[Stored data entries]

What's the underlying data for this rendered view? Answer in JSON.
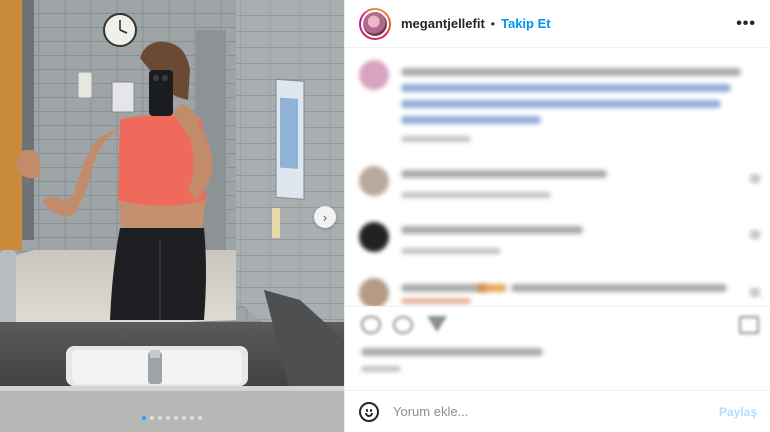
{
  "post": {
    "username": "megantjellefit",
    "separator": "•",
    "follow_label": "Takip Et",
    "more_label": "•••"
  },
  "carousel": {
    "next_label": "›",
    "total_slides": 8,
    "active_slide": 1
  },
  "comment_box": {
    "placeholder": "Yorum ekle...",
    "post_label": "Paylaş"
  },
  "colors": {
    "link": "#0095f6",
    "post_disabled": "#b2dffc",
    "dot_active": "#2f9df7"
  }
}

Direction:
Pictures in the records must not appear in the copy; transcribe everything else precisely.

Written solution:
What's the underlying data for this rendered view? Answer in JSON.
{
  "post": {
    "username": "megantjellefit",
    "separator": "•",
    "follow_label": "Takip Et",
    "more_label": "•••"
  },
  "carousel": {
    "next_label": "›",
    "total_slides": 8,
    "active_slide": 1
  },
  "comment_box": {
    "placeholder": "Yorum ekle...",
    "post_label": "Paylaş"
  },
  "colors": {
    "link": "#0095f6",
    "post_disabled": "#b2dffc",
    "dot_active": "#2f9df7"
  }
}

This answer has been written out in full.